Figure 11 shows the probability values for each of the three classes for the first attribute of the Iris database again, this time using the windowed sampling technique. Comparing Figure 11 with Figure 8 reveals that on this attribute IVDM provides approximately the same overall shape, but misses much of the detail. For example, the peak occurring for output class 2 at approximately sepal length=5.75. In Figure 8 there is a flat line which misses this peak entirely, due mostly to the somewhat arbitrary position of the midpoints at which the probability values are sampled.

Table 7 summarizes the results of testing the WVDM algorithm on the same datasets as DVDM and IVDM. A bold entry again indicates the highest of the two accuracy measurements, and an asterisk (*) indicates a difference that is statistically significant at the 90% confidence level, using a two-tailed paired t-test.

Table 7. Generalization accuracy of WVDM vs. DVDM.

On this set of databases, WVDM was an average of 1.6% more accurate than DVDM overall. WVDM had a higher average accuracy than DVDM on 23 out of the 34 databases, and was significantly higher on 9, while DVDM was only higher on 11 databases, and none of those differences were statistically significant.

Section 6 provides further comparisons of WVDM with other distance functions, including IVDM.

6. Empirical Comparisons and Analysis of Distance Functions

This section compares the distance functions discussed in this paper. A nearest neighbor classifier was implemented using each of six different distance functions: Euclidean (normalized by standard deviation) and HOEM as discussed in Section 2; HVDM as discussed in Section 3; DVDM and IVDM as discussed in Section 4; and WVDM as discussed in Section 5. Figure 12 summarizes the definition of each distance function.

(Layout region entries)

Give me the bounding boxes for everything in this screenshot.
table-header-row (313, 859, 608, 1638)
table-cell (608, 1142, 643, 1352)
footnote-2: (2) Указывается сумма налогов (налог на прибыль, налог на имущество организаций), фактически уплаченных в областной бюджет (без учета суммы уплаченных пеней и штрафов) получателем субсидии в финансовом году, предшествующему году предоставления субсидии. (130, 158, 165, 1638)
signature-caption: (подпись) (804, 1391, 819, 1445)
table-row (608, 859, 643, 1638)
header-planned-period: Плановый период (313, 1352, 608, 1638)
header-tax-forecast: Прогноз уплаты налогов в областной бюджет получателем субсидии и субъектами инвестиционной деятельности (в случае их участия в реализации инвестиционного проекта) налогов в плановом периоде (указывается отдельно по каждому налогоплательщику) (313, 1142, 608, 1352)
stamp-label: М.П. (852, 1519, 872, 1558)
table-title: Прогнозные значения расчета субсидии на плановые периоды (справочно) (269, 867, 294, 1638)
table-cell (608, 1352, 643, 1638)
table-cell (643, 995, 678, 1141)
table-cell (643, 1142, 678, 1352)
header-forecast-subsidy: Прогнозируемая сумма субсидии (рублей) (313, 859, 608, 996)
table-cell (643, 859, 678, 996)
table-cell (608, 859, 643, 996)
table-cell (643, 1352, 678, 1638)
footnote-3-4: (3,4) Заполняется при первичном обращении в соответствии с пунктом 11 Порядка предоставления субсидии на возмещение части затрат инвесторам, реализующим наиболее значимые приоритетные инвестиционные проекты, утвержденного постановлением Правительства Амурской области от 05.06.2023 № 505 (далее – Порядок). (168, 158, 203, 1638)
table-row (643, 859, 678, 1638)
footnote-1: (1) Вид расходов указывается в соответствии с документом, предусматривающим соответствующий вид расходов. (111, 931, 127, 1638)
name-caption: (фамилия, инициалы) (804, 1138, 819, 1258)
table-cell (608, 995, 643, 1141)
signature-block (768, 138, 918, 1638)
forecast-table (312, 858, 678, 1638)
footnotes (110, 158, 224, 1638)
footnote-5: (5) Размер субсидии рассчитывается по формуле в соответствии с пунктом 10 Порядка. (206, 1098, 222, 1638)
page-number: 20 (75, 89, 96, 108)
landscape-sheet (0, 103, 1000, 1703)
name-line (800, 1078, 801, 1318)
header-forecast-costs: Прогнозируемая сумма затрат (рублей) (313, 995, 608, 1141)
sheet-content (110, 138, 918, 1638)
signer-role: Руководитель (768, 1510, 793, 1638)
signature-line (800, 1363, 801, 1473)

Given request 1:
Answer these from the text on distance functions:
(a) At what confidence level is a difference marked with an asterisk statistically significant?
(b) On how many databases was WVDM significantly more accurate than DVDM?
(c) How many distance functions were used with the nearest neighbor classifier?
Given request 2: Please quote the text on distance functions, starting with "This section compares" and going on through "each distance function.".
The entries are not needed for this work.

Exercise output 1:
(a) 90%
(b) 9
(c) Six

Exercise output 2:
This section compares the distance functions discussed in this paper. A nearest neighbor classifier was implemented using each of six different distance functions: Euclidean (normalized by standard deviation) and HOEM as discussed in Section 2; HVDM as discussed in Section 3; DVDM and IVDM as discussed in Section 4; and WVDM as discussed in Section 5. Figure 12 summarizes the definition of each distance function.